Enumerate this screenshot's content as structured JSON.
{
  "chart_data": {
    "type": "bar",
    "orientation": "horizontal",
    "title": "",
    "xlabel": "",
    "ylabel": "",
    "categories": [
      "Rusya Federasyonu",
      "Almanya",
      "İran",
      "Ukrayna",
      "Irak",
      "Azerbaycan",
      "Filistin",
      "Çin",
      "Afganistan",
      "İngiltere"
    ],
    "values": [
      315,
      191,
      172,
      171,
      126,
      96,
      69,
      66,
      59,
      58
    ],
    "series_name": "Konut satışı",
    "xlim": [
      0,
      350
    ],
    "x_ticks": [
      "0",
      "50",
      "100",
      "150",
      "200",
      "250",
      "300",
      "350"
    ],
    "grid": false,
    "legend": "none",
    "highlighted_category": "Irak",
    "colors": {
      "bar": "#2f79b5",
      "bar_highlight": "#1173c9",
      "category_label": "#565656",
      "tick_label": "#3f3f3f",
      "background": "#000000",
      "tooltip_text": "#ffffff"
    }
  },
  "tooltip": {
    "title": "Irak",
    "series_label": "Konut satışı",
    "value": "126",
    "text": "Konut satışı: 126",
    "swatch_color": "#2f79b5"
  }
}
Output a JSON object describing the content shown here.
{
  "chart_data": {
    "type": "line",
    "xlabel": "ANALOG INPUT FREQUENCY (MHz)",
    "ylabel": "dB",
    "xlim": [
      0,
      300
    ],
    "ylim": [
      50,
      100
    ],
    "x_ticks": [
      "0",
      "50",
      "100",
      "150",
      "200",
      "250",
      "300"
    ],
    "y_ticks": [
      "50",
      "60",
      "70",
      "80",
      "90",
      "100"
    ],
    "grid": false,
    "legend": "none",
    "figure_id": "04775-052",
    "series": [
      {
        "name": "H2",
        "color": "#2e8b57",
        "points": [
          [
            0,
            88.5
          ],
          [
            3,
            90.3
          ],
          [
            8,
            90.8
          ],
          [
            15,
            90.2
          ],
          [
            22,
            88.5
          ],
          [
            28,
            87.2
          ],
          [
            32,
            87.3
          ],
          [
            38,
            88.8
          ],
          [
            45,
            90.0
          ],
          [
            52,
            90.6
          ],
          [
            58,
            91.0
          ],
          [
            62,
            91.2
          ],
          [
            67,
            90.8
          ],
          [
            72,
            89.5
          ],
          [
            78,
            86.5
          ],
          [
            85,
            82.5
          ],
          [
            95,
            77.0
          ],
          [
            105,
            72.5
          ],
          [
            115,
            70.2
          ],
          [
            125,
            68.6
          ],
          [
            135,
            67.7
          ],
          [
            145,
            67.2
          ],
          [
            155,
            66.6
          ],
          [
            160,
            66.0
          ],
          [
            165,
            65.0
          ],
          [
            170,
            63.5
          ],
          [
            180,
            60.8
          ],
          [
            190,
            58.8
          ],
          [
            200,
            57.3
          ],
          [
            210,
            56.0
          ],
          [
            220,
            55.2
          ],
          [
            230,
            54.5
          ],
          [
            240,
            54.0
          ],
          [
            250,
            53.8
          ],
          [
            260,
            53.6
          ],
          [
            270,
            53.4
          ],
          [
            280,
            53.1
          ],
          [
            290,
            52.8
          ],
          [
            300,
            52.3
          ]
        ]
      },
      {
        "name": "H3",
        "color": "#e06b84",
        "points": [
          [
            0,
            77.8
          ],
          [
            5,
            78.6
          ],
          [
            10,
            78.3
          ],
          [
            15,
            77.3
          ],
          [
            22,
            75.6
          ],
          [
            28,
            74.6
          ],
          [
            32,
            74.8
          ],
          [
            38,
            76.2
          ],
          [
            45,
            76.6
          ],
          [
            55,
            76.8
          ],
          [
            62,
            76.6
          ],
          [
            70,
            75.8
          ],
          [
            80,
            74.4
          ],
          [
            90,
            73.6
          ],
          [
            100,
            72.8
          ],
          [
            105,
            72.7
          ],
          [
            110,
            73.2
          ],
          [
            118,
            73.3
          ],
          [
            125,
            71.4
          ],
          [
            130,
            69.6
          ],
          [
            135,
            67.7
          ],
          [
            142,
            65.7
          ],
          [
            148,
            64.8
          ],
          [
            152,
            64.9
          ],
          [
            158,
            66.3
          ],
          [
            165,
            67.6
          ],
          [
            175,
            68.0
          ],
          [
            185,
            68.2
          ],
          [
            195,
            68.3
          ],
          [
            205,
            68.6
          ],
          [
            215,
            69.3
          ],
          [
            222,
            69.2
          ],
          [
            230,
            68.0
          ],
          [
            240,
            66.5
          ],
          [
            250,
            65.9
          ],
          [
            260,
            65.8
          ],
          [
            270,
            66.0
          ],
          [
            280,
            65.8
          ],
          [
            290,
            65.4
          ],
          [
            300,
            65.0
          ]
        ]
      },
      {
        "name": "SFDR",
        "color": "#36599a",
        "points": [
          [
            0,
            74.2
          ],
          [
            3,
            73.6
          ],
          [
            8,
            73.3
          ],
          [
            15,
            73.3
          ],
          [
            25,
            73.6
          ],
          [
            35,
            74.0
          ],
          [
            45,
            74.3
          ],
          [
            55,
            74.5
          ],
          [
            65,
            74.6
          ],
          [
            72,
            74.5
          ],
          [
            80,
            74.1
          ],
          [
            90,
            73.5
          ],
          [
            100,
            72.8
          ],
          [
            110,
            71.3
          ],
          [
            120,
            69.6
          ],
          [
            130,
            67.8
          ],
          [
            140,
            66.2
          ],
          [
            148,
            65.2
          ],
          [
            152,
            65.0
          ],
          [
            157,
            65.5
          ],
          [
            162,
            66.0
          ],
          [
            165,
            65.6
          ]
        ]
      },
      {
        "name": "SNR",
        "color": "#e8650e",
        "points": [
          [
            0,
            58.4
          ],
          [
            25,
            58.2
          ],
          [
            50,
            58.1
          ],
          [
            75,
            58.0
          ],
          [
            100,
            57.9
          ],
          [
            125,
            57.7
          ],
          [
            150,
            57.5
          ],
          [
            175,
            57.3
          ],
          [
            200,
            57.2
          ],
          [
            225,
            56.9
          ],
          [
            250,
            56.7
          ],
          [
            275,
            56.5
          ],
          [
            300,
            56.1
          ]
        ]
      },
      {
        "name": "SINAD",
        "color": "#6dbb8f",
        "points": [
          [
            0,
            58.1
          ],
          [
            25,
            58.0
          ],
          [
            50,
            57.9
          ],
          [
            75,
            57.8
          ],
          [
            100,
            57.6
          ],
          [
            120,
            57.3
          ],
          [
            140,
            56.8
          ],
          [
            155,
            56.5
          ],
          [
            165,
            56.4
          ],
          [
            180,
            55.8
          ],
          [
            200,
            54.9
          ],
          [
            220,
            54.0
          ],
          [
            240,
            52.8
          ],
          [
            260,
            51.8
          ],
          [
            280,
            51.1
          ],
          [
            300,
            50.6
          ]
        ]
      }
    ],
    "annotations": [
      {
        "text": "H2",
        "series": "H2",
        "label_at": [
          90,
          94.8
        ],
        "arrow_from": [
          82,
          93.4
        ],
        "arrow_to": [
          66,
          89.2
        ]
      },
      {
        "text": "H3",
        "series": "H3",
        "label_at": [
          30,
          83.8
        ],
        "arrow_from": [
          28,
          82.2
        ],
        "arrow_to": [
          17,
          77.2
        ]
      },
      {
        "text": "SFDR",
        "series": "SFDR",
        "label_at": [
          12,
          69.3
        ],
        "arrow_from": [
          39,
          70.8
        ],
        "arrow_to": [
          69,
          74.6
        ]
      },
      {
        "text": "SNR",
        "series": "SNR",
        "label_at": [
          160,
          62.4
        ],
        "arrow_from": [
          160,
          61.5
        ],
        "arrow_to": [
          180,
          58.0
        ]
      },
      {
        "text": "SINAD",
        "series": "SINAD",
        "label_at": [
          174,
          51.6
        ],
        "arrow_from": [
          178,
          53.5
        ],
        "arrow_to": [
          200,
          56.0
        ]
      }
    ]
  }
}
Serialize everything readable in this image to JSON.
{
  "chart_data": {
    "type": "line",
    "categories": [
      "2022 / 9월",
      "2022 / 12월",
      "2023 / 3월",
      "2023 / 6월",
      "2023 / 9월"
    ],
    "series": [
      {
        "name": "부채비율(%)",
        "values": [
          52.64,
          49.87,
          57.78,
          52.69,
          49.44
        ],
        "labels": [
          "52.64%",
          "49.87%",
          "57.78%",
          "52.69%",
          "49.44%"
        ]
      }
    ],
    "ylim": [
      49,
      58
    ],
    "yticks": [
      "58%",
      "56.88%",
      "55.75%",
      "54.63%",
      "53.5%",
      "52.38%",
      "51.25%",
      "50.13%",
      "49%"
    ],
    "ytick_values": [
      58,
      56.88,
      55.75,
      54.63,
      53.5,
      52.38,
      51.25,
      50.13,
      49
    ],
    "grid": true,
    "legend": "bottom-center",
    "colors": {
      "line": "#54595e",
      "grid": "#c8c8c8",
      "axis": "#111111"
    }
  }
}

========================

All lines from the one with "Serialize everything readable" through the final line above are to be quoted exactly; quote no other line.

ANSWER TO THIS EXERCISE »
Serialize everything readable in this image to JSON.
{
  "chart_data": {
    "type": "line",
    "categories": [
      "2022 / 9월",
      "2022 / 12월",
      "2023 / 3월",
      "2023 / 6월",
      "2023 / 9월"
    ],
    "series": [
      {
        "name": "부채비율(%)",
        "values": [
          52.64,
          49.87,
          57.78,
          52.69,
          49.44
        ],
        "labels": [
          "52.64%",
          "49.87%",
          "57.78%",
          "52.69%",
          "49.44%"
        ]
      }
    ],
    "ylim": [
      49,
      58
    ],
    "yticks": [
      "58%",
      "56.88%",
      "55.75%",
      "54.63%",
      "53.5%",
      "52.38%",
      "51.25%",
      "50.13%",
      "49%"
    ],
    "ytick_values": [
      58,
      56.88,
      55.75,
      54.63,
      53.5,
      52.38,
      51.25,
      50.13,
      49
    ],
    "grid": true,
    "legend": "bottom-center",
    "colors": {
      "line": "#54595e",
      "grid": "#c8c8c8",
      "axis": "#111111"
    }
  }
}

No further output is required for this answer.